▸ Stored entries
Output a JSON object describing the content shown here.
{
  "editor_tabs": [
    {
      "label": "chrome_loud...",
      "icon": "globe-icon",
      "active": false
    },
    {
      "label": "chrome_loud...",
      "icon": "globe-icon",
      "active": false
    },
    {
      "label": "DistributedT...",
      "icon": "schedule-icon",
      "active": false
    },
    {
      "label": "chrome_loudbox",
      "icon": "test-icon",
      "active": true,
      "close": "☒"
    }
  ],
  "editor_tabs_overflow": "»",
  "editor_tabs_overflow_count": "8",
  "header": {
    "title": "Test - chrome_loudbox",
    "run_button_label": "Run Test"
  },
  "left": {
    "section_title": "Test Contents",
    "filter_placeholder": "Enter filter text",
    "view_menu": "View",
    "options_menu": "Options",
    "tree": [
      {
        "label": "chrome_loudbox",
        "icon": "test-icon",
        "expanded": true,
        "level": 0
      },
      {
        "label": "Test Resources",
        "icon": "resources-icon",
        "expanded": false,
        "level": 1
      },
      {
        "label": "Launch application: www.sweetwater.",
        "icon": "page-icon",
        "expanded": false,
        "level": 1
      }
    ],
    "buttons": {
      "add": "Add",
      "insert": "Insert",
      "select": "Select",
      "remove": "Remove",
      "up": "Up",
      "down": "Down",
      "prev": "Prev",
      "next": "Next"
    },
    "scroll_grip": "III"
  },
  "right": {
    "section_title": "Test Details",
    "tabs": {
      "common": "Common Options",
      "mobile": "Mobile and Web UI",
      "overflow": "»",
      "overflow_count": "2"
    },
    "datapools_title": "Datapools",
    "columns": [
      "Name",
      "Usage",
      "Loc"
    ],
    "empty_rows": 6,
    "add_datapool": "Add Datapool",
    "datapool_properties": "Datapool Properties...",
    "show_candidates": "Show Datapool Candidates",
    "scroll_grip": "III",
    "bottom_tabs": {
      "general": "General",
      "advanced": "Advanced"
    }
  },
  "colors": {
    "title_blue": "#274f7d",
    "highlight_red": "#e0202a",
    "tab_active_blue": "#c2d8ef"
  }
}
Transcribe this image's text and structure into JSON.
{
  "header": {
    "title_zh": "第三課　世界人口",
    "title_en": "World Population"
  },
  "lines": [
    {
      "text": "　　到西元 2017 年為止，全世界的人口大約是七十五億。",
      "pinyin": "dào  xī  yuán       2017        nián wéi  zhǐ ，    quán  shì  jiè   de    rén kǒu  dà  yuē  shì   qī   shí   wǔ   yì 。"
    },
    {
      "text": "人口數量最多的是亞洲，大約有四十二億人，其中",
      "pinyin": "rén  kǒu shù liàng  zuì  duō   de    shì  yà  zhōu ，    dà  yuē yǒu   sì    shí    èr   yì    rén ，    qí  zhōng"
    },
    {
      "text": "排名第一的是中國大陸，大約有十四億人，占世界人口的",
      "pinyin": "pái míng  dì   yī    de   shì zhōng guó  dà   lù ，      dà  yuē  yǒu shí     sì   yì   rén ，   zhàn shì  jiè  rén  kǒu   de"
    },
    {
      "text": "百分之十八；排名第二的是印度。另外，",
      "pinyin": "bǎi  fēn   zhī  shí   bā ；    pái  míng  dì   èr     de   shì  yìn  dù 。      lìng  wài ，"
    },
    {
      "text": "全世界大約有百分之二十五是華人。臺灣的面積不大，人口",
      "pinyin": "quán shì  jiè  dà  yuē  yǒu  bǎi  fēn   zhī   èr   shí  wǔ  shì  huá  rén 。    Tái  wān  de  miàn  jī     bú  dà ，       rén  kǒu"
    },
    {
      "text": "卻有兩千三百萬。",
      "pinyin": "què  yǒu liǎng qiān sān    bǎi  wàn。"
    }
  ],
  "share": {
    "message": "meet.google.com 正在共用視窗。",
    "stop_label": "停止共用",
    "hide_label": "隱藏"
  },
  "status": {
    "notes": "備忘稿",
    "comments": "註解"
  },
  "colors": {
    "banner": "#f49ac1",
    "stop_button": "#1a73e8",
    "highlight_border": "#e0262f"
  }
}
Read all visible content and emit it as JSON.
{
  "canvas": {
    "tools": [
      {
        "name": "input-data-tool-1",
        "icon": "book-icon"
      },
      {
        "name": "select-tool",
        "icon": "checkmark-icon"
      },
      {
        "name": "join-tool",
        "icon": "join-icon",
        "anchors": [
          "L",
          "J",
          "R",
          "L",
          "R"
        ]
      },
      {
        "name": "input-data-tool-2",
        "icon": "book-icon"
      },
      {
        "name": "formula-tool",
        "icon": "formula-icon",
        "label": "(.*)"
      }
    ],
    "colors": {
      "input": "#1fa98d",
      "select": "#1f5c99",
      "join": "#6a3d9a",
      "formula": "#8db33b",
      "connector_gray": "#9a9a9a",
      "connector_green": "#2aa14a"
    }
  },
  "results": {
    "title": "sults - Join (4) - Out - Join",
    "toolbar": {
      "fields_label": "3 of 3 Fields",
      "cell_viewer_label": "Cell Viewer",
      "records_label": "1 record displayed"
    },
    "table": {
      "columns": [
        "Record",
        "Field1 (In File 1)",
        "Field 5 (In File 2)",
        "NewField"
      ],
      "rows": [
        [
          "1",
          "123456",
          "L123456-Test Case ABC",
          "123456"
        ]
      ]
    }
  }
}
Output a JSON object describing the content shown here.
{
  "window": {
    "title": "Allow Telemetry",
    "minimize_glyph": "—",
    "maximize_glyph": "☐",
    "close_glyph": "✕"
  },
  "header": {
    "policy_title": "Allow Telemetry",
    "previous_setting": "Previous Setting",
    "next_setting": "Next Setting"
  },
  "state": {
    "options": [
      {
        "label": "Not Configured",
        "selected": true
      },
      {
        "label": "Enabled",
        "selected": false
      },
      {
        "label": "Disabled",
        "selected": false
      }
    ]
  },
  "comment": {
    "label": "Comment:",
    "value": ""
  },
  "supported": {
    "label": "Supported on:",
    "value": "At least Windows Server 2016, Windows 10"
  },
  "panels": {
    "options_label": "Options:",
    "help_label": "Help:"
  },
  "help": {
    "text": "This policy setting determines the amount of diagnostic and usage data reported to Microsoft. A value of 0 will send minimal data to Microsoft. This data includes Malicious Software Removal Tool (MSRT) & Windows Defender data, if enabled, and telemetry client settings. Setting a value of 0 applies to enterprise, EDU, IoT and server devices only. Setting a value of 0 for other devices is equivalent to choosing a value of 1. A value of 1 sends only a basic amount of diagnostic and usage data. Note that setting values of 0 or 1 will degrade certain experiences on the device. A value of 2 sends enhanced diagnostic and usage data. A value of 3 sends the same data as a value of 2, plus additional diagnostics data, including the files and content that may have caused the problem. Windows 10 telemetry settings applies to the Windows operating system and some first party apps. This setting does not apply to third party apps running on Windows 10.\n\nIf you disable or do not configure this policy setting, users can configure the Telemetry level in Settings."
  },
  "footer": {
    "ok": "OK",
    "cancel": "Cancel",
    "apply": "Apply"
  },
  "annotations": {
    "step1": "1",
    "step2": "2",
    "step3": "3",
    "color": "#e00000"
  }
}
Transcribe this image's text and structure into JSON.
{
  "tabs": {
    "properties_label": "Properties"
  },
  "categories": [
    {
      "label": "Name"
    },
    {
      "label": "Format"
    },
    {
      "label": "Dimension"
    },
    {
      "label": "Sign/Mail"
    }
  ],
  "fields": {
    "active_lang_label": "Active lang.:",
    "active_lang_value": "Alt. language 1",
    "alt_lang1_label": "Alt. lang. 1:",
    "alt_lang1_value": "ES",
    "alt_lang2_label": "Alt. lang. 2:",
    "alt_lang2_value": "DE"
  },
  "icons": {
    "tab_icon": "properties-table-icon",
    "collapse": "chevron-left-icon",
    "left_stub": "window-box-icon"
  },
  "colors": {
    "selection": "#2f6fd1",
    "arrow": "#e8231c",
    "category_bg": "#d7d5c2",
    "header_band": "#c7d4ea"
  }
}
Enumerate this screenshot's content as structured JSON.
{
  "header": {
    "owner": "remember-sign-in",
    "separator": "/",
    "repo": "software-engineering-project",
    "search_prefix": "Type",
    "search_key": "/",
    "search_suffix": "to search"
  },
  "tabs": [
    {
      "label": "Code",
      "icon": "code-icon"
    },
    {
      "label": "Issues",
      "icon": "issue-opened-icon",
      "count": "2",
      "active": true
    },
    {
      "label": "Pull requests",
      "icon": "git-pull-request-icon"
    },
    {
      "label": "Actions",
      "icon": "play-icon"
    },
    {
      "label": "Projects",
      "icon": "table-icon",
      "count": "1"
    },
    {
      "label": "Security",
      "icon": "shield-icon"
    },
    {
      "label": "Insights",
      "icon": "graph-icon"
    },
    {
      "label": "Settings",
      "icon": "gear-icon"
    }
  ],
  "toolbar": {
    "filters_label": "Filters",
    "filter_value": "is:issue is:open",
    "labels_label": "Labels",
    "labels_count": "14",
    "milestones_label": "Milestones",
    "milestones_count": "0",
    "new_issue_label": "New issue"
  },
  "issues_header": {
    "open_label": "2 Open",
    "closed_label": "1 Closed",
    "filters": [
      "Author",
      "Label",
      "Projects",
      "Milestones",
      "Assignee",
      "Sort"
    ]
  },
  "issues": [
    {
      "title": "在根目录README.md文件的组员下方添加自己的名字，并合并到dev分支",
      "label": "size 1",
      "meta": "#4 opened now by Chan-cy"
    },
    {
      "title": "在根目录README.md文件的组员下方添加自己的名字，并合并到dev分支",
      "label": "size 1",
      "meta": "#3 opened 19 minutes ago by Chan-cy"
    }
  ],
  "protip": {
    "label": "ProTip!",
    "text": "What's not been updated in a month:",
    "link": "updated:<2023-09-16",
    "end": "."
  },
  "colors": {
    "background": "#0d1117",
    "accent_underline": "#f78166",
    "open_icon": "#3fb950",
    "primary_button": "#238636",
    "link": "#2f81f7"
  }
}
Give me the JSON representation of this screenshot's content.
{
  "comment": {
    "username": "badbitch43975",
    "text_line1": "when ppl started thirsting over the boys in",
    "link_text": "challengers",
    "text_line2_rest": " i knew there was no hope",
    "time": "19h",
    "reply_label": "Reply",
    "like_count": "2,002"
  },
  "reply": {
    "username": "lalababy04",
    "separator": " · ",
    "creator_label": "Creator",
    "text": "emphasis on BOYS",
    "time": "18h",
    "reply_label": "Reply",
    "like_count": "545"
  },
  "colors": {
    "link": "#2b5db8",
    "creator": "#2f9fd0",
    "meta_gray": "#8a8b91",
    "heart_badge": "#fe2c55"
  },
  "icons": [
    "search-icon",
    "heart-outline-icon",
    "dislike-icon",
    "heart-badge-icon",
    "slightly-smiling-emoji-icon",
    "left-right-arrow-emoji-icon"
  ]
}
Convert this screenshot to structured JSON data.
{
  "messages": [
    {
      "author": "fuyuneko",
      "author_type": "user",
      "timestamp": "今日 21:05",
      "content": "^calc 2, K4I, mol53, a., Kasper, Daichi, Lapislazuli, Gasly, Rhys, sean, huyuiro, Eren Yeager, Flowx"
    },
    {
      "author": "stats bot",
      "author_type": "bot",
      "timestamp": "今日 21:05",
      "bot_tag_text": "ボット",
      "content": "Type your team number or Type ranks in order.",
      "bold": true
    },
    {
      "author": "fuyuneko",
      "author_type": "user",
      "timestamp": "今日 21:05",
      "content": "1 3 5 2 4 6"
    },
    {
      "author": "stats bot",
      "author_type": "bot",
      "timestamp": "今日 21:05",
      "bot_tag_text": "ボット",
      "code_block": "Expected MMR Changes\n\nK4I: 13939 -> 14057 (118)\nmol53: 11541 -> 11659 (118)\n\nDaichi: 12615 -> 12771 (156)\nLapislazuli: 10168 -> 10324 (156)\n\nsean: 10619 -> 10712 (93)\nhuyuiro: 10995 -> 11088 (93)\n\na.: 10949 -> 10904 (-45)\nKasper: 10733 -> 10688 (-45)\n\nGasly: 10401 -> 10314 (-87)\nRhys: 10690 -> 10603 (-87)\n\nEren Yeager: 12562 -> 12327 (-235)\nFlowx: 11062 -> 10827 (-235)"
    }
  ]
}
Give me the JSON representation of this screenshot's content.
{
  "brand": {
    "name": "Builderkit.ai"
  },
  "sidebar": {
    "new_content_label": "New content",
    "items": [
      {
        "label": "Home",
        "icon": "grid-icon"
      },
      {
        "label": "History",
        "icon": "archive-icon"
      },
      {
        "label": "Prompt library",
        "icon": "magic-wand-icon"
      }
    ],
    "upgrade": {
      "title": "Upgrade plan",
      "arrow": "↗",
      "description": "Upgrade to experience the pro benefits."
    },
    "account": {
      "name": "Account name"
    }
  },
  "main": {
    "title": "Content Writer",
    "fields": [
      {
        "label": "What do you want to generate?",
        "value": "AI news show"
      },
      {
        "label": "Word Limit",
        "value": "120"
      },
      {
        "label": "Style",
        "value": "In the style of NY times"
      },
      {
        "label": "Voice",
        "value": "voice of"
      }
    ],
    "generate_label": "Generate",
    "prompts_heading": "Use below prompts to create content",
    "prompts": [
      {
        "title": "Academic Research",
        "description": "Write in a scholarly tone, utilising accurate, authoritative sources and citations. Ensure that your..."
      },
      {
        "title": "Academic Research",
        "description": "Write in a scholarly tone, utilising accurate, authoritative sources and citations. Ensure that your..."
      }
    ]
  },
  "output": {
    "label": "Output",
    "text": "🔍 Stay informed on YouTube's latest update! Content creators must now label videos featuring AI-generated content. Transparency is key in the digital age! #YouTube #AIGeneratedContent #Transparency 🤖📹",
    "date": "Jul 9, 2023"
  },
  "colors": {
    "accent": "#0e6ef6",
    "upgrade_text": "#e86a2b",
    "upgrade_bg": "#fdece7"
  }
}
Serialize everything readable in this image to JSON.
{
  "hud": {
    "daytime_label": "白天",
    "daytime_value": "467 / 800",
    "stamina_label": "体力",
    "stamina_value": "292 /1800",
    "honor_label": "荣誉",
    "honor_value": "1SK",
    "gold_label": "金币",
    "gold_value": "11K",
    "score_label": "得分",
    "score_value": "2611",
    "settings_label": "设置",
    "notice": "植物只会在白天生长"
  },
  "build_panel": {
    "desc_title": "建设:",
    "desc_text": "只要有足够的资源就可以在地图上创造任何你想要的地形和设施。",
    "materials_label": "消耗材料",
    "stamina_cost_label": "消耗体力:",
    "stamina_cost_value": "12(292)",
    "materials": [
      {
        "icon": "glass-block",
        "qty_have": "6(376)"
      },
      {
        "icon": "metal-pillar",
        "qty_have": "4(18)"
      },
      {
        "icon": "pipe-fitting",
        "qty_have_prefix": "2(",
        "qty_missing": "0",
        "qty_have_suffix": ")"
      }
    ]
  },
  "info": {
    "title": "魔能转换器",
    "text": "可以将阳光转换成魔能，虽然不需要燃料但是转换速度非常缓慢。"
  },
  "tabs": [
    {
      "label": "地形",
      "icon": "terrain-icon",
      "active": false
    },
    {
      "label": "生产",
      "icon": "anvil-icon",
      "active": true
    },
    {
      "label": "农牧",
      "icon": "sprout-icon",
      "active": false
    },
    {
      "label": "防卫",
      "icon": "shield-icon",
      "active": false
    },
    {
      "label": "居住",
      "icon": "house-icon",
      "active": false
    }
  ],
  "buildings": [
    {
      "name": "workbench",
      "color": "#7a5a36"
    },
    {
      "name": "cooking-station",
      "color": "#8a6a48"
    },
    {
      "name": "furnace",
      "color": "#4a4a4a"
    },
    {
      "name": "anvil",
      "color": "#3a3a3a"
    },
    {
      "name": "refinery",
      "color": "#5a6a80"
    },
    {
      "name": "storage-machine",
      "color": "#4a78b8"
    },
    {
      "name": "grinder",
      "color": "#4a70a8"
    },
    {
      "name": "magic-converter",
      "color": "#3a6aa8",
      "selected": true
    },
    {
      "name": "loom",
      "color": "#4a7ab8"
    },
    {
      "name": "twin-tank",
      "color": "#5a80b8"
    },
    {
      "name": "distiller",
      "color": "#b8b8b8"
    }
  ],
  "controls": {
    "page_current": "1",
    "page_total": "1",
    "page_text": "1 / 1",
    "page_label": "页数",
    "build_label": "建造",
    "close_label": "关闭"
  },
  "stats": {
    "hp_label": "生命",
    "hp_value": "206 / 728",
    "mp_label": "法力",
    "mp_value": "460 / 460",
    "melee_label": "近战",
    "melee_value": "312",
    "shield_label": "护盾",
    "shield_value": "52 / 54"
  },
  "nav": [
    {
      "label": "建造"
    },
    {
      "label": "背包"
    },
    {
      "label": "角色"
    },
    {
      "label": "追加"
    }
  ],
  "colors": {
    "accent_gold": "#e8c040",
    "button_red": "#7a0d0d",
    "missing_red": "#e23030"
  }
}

▸ Instruction
Reproduce each line holding the word "pinyin".

▸ Written solution
      "pinyin": "dào  xī  yuán       2017        nián wéi  zhǐ ，    quán  shì  jiè   de    rén kǒu  dà  yuē  shì   qī   shí   wǔ   yì 。"
      "pinyin": "rén  kǒu shù liàng  zuì  duō   de    shì  yà  zhōu ，    dà  yuē yǒu   sì    shí    èr   yì    rén ，    qí  zhōng"
      "pinyin": "pái míng  dì   yī    de   shì zhōng guó  dà   lù ，      dà  yuē  yǒu shí     sì   yì   rén ，   zhàn shì  jiè  rén  kǒu   de"
      "pinyin": "bǎi  fēn   zhī  shí   bā ；    pái  míng  dì   èr     de   shì  yìn  dù 。      lìng  wài ，"
      "pinyin": "quán shì  jiè  dà  yuē  yǒu  bǎi  fēn   zhī   èr   shí  wǔ  shì  huá  rén 。    Tái  wān  de  miàn  jī     bú  dà ，       rén  kǒu"
      "pinyin": "què  yǒu liǎng qiān sān    bǎi  wàn。"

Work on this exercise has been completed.